Required task — Give only the number of lines in the records below that contain the word "Circles".

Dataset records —
START
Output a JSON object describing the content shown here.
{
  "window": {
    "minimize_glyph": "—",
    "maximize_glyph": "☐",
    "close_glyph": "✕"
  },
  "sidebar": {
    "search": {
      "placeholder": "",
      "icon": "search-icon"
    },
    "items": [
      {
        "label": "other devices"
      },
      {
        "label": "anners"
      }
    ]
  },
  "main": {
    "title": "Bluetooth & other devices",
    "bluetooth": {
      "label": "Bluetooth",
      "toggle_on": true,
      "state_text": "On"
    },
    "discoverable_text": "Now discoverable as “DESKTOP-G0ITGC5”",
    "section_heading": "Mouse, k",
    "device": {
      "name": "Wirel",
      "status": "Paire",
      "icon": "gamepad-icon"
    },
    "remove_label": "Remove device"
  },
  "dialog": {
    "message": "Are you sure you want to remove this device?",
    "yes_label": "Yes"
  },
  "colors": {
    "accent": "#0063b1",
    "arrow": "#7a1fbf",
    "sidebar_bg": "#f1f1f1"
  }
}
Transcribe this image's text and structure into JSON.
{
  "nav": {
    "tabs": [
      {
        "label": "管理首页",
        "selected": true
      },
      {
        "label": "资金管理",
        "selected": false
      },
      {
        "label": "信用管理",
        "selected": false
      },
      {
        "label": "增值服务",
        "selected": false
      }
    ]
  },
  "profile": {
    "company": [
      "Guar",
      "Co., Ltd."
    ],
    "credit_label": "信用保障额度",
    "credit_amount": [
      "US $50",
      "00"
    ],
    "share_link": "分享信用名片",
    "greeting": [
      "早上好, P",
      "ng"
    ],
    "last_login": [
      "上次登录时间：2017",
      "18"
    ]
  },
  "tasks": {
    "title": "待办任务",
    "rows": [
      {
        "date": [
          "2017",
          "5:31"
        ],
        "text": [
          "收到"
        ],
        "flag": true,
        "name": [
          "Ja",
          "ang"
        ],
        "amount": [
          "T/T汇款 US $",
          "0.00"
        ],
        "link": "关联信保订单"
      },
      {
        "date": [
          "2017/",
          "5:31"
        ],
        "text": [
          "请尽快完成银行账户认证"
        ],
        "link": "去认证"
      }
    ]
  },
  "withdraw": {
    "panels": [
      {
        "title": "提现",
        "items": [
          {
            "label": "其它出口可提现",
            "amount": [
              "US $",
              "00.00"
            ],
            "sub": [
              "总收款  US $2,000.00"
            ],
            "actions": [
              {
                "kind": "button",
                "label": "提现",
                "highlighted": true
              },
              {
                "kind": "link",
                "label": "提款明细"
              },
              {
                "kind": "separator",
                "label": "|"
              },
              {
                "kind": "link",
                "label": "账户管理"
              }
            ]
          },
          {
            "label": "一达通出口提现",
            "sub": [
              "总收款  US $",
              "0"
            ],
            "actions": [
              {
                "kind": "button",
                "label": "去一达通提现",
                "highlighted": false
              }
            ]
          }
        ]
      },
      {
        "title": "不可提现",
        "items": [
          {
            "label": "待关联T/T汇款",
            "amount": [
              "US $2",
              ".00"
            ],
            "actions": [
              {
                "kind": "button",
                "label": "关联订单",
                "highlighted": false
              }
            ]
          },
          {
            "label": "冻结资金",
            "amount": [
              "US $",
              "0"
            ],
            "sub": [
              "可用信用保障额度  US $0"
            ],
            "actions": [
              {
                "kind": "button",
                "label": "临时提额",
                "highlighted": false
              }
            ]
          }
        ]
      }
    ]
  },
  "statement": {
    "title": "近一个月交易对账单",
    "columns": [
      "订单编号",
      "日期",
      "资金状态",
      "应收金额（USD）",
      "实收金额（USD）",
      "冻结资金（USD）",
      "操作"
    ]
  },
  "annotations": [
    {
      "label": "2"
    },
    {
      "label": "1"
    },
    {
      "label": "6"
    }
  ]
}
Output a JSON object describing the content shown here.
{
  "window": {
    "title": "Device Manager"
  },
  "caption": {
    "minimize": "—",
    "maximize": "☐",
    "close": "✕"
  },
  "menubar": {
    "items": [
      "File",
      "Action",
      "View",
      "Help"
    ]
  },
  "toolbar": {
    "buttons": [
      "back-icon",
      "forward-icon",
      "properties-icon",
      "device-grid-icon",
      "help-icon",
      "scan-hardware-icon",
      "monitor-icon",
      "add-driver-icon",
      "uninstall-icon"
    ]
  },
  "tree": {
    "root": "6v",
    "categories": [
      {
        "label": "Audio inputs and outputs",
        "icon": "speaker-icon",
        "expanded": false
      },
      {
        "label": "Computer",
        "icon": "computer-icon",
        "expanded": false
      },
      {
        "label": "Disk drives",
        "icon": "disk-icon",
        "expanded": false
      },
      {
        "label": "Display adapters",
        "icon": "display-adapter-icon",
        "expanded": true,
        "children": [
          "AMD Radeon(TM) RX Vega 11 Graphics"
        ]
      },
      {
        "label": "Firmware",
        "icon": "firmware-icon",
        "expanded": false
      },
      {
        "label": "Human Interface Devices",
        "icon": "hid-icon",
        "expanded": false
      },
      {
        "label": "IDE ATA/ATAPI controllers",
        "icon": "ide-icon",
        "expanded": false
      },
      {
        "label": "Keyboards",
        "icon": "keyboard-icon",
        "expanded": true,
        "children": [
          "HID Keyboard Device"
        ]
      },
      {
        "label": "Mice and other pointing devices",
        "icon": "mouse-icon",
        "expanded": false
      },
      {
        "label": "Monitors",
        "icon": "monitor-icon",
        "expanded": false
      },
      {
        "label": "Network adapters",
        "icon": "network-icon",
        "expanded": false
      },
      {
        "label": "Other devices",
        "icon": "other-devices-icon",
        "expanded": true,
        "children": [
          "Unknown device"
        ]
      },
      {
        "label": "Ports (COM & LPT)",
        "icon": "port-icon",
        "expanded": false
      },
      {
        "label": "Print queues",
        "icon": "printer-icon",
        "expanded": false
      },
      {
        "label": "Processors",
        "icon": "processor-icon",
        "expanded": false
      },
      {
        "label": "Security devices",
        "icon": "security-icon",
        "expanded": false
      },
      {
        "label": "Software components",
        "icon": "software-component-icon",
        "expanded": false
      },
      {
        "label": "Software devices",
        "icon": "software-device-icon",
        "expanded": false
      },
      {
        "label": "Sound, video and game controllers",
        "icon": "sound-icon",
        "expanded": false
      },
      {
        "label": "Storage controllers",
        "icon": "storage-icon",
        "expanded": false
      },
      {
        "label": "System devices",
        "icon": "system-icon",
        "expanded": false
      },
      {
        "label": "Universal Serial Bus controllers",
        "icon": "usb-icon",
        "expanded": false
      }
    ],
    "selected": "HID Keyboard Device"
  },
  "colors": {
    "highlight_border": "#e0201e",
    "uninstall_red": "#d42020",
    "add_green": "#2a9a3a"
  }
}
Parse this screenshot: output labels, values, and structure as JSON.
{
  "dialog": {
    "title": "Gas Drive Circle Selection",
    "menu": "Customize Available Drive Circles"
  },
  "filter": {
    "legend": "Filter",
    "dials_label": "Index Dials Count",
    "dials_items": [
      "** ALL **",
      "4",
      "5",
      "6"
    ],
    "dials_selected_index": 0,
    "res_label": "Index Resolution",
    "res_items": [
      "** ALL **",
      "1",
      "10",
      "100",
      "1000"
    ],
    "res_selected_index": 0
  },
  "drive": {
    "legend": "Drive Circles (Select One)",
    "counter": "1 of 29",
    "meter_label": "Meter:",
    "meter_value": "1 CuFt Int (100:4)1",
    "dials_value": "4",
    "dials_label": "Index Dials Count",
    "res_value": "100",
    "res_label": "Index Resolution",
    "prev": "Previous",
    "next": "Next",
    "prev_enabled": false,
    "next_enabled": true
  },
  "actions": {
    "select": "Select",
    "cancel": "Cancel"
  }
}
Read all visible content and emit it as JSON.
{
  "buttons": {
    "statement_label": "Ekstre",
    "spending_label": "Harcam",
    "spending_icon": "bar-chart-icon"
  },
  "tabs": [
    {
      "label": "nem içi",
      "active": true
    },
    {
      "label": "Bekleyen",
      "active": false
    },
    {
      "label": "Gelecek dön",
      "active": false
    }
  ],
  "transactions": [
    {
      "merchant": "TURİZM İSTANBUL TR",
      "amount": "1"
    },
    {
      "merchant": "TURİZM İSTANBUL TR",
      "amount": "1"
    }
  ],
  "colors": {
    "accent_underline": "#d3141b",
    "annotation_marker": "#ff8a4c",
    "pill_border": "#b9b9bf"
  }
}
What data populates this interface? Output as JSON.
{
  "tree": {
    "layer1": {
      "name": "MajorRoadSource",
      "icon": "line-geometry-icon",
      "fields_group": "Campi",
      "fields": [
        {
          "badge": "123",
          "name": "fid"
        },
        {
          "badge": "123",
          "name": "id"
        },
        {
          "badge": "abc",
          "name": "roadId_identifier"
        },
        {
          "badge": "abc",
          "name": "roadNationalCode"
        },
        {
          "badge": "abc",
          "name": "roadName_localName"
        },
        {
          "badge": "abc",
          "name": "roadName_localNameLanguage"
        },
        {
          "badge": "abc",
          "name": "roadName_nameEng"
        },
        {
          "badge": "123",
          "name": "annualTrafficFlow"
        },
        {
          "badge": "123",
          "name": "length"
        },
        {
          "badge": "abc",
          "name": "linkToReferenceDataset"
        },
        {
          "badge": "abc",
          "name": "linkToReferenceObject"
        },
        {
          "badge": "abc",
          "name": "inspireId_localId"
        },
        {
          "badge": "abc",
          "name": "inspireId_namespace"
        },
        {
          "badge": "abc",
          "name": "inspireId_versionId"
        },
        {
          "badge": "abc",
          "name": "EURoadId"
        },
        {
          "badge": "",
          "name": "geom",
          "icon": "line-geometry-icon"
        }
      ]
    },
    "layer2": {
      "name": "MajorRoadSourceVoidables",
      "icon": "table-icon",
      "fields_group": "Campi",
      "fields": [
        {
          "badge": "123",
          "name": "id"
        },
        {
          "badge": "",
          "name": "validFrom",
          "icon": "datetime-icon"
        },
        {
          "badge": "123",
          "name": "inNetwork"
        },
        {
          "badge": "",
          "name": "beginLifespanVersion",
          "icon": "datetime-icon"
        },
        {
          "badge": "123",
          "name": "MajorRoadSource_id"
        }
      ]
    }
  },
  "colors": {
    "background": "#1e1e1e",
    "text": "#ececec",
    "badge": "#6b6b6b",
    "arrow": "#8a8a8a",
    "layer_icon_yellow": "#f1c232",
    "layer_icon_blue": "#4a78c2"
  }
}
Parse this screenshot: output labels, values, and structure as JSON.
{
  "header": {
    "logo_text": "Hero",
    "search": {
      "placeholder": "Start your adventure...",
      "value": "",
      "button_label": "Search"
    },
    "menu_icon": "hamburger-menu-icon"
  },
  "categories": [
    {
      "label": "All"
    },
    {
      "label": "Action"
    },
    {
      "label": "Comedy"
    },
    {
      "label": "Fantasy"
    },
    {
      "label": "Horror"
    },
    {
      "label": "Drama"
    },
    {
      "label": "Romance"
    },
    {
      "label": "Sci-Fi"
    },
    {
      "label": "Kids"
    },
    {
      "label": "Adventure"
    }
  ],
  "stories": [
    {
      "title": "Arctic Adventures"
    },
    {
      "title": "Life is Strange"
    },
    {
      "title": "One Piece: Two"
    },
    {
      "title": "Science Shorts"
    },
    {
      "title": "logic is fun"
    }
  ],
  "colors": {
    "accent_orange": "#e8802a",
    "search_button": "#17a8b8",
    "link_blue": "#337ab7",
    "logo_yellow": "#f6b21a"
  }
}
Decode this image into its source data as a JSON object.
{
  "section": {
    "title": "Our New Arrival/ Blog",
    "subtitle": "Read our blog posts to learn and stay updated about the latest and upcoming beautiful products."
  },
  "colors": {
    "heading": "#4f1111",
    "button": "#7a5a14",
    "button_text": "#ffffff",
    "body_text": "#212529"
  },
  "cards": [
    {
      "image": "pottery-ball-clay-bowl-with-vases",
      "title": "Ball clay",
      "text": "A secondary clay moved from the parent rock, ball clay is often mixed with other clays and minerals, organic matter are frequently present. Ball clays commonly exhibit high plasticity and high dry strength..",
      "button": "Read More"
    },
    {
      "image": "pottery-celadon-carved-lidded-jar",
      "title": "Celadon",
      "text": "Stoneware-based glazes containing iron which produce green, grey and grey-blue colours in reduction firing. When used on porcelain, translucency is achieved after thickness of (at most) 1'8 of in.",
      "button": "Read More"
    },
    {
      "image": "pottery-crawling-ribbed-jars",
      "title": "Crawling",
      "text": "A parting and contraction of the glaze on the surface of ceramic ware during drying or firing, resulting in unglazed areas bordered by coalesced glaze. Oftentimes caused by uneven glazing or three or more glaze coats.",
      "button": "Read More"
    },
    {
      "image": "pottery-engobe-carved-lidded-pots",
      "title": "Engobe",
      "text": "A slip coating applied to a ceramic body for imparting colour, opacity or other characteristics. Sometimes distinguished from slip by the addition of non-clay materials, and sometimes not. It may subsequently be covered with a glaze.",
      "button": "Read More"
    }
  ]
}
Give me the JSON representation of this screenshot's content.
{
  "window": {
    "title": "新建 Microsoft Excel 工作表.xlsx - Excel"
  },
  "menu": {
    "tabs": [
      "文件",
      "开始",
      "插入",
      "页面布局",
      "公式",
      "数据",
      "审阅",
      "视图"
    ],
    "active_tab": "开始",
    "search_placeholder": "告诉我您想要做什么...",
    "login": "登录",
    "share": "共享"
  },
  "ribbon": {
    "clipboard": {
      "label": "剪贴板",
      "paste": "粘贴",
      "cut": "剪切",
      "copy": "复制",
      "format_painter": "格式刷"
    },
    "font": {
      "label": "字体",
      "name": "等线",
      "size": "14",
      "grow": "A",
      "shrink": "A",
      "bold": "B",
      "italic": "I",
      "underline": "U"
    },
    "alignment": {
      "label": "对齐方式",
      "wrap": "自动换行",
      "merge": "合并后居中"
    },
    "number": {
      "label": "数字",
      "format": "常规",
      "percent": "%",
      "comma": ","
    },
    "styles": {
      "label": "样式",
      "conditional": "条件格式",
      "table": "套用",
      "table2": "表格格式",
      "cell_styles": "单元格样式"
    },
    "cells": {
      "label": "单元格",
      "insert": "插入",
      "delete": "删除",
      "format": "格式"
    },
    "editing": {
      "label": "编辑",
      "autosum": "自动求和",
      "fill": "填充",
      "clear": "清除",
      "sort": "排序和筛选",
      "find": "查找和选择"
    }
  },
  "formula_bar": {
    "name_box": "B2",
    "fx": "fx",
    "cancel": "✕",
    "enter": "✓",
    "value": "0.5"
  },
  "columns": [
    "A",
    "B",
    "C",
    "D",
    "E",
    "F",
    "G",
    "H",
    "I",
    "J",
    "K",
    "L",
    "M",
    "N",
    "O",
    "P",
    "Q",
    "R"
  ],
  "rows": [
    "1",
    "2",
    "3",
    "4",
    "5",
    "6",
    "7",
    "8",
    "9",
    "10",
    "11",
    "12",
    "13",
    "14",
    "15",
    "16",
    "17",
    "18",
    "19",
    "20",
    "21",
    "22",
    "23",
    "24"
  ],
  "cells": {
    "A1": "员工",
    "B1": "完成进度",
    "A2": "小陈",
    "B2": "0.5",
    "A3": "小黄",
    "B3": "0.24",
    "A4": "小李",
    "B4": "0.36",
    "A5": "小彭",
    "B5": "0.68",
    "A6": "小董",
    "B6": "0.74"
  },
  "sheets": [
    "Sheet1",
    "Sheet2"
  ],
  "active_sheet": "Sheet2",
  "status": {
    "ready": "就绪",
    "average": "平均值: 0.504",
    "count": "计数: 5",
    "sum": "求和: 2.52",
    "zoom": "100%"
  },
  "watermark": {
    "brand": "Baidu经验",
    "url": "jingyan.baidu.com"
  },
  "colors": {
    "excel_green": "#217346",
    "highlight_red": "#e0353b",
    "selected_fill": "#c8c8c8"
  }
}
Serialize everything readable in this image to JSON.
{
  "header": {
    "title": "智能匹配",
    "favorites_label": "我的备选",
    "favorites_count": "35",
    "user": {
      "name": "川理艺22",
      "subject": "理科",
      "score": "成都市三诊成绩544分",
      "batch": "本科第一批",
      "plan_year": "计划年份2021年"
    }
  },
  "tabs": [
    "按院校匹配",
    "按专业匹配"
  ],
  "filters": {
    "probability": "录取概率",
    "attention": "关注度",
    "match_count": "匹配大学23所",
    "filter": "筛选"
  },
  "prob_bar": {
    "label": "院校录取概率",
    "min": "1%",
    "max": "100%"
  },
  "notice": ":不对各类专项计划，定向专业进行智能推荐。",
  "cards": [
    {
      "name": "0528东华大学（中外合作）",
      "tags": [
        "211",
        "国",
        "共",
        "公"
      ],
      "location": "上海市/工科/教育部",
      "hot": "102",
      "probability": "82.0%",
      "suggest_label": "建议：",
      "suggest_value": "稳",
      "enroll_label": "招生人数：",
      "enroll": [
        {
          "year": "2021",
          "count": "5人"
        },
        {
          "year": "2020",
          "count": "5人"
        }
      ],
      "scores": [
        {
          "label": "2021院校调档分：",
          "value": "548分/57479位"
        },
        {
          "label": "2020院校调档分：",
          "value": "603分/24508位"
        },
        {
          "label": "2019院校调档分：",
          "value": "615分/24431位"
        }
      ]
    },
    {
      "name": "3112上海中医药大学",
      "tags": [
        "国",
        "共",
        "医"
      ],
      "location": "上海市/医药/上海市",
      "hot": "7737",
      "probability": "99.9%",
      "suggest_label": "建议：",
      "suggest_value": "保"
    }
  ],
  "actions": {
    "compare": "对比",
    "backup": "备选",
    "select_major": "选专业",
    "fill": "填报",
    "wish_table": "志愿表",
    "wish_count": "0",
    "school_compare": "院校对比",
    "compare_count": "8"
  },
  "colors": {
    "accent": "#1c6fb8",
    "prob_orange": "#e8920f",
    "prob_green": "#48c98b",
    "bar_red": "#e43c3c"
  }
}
END
The completed task — 2